• Your goal: Write out all entries word for word.

• Dataset excerpts:

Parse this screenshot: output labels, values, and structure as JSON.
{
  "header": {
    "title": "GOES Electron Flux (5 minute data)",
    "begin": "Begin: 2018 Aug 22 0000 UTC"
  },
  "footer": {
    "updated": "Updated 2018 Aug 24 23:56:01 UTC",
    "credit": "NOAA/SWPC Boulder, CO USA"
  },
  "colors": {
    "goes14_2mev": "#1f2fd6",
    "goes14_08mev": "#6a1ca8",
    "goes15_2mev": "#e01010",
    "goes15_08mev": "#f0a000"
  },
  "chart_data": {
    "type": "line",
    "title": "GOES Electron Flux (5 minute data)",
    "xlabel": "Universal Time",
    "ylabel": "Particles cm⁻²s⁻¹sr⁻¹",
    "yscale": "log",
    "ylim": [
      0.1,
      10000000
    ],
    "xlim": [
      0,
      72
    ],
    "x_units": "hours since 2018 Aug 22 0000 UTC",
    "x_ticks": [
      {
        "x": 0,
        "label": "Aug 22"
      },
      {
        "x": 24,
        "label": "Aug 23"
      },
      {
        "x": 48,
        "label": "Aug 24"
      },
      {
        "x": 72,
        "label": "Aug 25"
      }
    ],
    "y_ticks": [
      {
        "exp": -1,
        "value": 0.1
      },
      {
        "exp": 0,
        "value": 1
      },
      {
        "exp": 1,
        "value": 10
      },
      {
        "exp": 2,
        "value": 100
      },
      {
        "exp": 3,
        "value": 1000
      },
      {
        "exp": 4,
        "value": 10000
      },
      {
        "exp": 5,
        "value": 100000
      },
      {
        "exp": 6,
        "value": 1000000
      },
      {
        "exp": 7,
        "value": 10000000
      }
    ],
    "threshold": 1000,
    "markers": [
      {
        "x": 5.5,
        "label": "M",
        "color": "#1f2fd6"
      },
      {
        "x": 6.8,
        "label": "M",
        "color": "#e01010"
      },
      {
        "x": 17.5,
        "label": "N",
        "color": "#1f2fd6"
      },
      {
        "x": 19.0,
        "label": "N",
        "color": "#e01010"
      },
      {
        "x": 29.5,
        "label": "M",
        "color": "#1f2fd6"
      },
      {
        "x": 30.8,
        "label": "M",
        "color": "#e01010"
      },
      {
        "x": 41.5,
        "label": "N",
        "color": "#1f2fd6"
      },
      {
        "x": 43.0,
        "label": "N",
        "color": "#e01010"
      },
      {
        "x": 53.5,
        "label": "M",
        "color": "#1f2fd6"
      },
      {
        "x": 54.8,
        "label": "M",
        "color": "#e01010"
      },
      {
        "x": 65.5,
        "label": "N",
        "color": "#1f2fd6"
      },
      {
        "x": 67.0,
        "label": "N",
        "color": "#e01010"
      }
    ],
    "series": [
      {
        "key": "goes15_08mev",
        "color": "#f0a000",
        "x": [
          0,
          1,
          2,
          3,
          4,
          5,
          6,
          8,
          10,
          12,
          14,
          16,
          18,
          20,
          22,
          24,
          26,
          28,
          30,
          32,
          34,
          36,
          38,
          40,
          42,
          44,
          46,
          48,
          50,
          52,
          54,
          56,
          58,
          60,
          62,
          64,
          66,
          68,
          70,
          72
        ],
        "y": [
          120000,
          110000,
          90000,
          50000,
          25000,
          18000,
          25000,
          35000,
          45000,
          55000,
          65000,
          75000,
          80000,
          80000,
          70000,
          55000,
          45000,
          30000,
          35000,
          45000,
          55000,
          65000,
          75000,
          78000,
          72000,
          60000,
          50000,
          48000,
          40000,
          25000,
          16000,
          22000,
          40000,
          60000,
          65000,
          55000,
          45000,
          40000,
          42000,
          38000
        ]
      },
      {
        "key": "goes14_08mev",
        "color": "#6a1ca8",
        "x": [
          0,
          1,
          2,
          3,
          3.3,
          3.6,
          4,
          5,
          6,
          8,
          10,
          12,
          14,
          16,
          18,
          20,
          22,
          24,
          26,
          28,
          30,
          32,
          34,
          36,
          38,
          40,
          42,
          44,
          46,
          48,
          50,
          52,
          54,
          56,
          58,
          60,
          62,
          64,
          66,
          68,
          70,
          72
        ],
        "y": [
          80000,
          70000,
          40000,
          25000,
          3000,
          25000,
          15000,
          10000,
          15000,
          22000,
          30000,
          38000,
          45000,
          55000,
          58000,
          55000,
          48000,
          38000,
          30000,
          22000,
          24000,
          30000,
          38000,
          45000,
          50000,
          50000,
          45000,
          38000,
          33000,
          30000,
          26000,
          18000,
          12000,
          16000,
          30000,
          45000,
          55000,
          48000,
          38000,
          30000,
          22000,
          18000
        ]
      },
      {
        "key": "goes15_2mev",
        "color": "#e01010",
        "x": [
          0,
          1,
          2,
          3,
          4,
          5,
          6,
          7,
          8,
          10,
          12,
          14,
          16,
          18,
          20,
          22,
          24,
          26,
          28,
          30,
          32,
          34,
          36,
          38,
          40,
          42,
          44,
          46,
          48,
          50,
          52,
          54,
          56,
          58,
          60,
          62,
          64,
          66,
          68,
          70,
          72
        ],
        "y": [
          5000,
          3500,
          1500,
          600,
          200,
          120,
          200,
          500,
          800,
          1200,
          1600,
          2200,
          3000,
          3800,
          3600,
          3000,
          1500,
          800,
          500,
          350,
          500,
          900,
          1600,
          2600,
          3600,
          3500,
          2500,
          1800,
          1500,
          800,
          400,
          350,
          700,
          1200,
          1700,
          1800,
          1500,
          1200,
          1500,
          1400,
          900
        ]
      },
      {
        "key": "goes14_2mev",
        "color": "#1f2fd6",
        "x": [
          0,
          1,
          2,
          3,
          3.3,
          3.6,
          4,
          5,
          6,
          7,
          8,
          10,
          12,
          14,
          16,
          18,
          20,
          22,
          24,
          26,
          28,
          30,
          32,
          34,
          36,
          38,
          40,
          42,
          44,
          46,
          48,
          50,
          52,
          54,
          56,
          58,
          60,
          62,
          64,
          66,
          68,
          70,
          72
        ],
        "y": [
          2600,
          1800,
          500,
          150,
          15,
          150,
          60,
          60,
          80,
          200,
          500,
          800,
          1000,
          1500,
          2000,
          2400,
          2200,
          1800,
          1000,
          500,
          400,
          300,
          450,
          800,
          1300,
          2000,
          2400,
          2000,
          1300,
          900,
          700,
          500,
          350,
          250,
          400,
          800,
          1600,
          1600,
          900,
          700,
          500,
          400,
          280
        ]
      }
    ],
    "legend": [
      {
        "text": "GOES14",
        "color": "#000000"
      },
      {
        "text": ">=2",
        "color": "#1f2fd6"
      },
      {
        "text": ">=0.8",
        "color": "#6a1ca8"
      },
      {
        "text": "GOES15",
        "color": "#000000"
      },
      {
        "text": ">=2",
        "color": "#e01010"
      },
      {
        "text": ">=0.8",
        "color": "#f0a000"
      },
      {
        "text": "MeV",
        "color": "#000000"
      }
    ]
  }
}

• Written answer:
Parse this screenshot: output labels, values, and structure as JSON.
{
  "header": {
    "title": "GOES Electron Flux (5 minute data)",
    "begin": "Begin: 2018 Aug 22 0000 UTC"
  },
  "footer": {
    "updated": "Updated 2018 Aug 24 23:56:01 UTC",
    "credit": "NOAA/SWPC Boulder, CO USA"
  },
  "colors": {
    "goes14_2mev": "#1f2fd6",
    "goes14_08mev": "#6a1ca8",
    "goes15_2mev": "#e01010",
    "goes15_08mev": "#f0a000"
  },
  "chart_data": {
    "type": "line",
    "title": "GOES Electron Flux (5 minute data)",
    "xlabel": "Universal Time",
    "ylabel": "Particles cm⁻²s⁻¹sr⁻¹",
    "yscale": "log",
    "ylim": [
      0.1,
      10000000
    ],
    "xlim": [
      0,
      72
    ],
    "x_units": "hours since 2018 Aug 22 0000 UTC",
    "x_ticks": [
      {
        "x": 0,
        "label": "Aug 22"
      },
      {
        "x": 24,
        "label": "Aug 23"
      },
      {
        "x": 48,
        "label": "Aug 24"
      },
      {
        "x": 72,
        "label": "Aug 25"
      }
    ],
    "y_ticks": [
      {
        "exp": -1,
        "value": 0.1
      },
      {
        "exp": 0,
        "value": 1
      },
      {
        "exp": 1,
        "value": 10
      },
      {
        "exp": 2,
        "value": 100
      },
      {
        "exp": 3,
        "value": 1000
      },
      {
        "exp": 4,
        "value": 10000
      },
      {
        "exp": 5,
        "value": 100000
      },
      {
        "exp": 6,
        "value": 1000000
      },
      {
        "exp": 7,
        "value": 10000000
      }
    ],
    "threshold": 1000,
    "markers": [
      {
        "x": 5.5,
        "label": "M",
        "color": "#1f2fd6"
      },
      {
        "x": 6.8,
        "label": "M",
        "color": "#e01010"
      },
      {
        "x": 17.5,
        "label": "N",
        "color": "#1f2fd6"
      },
      {
        "x": 19.0,
        "label": "N",
        "color": "#e01010"
      },
      {
        "x": 29.5,
        "label": "M",
        "color": "#1f2fd6"
      },
      {
        "x": 30.8,
        "label": "M",
        "color": "#e01010"
      },
      {
        "x": 41.5,
        "label": "N",
        "color": "#1f2fd6"
      },
      {
        "x": 43.0,
        "label": "N",
        "color": "#e01010"
      },
      {
        "x": 53.5,
        "label": "M",
        "color": "#1f2fd6"
      },
      {
        "x": 54.8,
        "label": "M",
        "color": "#e01010"
      },
      {
        "x": 65.5,
        "label": "N",
        "color": "#1f2fd6"
      },
      {
        "x": 67.0,
        "label": "N",
        "color": "#e01010"
      }
    ],
    "series": [
      {
        "key": "goes15_08mev",
        "color": "#f0a000",
        "x": [
          0,
          1,
          2,
          3,
          4,
          5,
          6,
          8,
          10,
          12,
          14,
          16,
          18,
          20,
          22,
          24,
          26,
          28,
          30,
          32,
          34,
          36,
          38,
          40,
          42,
          44,
          46,
          48,
          50,
          52,
          54,
          56,
          58,
          60,
          62,
          64,
          66,
          68,
          70,
          72
        ],
        "y": [
          120000,
          110000,
          90000,
          50000,
          25000,
          18000,
          25000,
          35000,
          45000,
          55000,
          65000,
          75000,
          80000,
          80000,
          70000,
          55000,
          45000,
          30000,
          35000,
          45000,
          55000,
          65000,
          75000,
          78000,
          72000,
          60000,
          50000,
          48000,
          40000,
          25000,
          16000,
          22000,
          40000,
          60000,
          65000,
          55000,
          45000,
          40000,
          42000,
          38000
        ]
      },
      {
        "key": "goes14_08mev",
        "color": "#6a1ca8",
        "x": [
          0,
          1,
          2,
          3,
          3.3,
          3.6,
          4,
          5,
          6,
          8,
          10,
          12,
          14,
          16,
          18,
          20,
          22,
          24,
          26,
          28,
          30,
          32,
          34,
          36,
          38,
          40,
          42,
          44,
          46,
          48,
          50,
          52,
          54,
          56,
          58,
          60,
          62,
          64,
          66,
          68,
          70,
          72
        ],
        "y": [
          80000,
          70000,
          40000,
          25000,
          3000,
          25000,
          15000,
          10000,
          15000,
          22000,
          30000,
          38000,
          45000,
          55000,
          58000,
          55000,
          48000,
          38000,
          30000,
          22000,
          24000,
          30000,
          38000,
          45000,
          50000,
          50000,
          45000,
          38000,
          33000,
          30000,
          26000,
          18000,
          12000,
          16000,
          30000,
          45000,
          55000,
          48000,
          38000,
          30000,
          22000,
          18000
        ]
      },
      {
        "key": "goes15_2mev",
        "color": "#e01010",
        "x": [
          0,
          1,
          2,
          3,
          4,
          5,
          6,
          7,
          8,
          10,
          12,
          14,
          16,
          18,
          20,
          22,
          24,
          26,
          28,
          30,
          32,
          34,
          36,
          38,
          40,
          42,
          44,
          46,
          48,
          50,
          52,
          54,
          56,
          58,
          60,
          62,
          64,
          66,
          68,
          70,
          72
        ],
        "y": [
          5000,
          3500,
          1500,
          600,
          200,
          120,
          200,
          500,
          800,
          1200,
          1600,
          2200,
          3000,
          3800,
          3600,
          3000,
          1500,
          800,
          500,
          350,
          500,
          900,
          1600,
          2600,
          3600,
          3500,
          2500,
          1800,
          1500,
          800,
          400,
          350,
          700,
          1200,
          1700,
          1800,
          1500,
          1200,
          1500,
          1400,
          900
        ]
      },
      {
        "key": "goes14_2mev",
        "color": "#1f2fd6",
        "x": [
          0,
          1,
          2,
          3,
          3.3,
          3.6,
          4,
          5,
          6,
          7,
          8,
          10,
          12,
          14,
          16,
          18,
          20,
          22,
          24,
          26,
          28,
          30,
          32,
          34,
          36,
          38,
          40,
          42,
          44,
          46,
          48,
          50,
          52,
          54,
          56,
          58,
          60,
          62,
          64,
          66,
          68,
          70,
          72
        ],
        "y": [
          2600,
          1800,
          500,
          150,
          15,
          150,
          60,
          60,
          80,
          200,
          500,
          800,
          1000,
          1500,
          2000,
          2400,
          2200,
          1800,
          1000,
          500,
          400,
          300,
          450,
          800,
          1300,
          2000,
          2400,
          2000,
          1300,
          900,
          700,
          500,
          350,
          250,
          400,
          800,
          1600,
          1600,
          900,
          700,
          500,
          400,
          280
        ]
      }
    ],
    "legend": [
      {
        "text": "GOES14",
        "color": "#000000"
      },
      {
        "text": ">=2",
        "color": "#1f2fd6"
      },
      {
        "text": ">=0.8",
        "color": "#6a1ca8"
      },
      {
        "text": "GOES15",
        "color": "#000000"
      },
      {
        "text": ">=2",
        "color": "#e01010"
      },
      {
        "text": ">=0.8",
        "color": "#f0a000"
      },
      {
        "text": "MeV",
        "color": "#000000"
      }
    ]
  }
}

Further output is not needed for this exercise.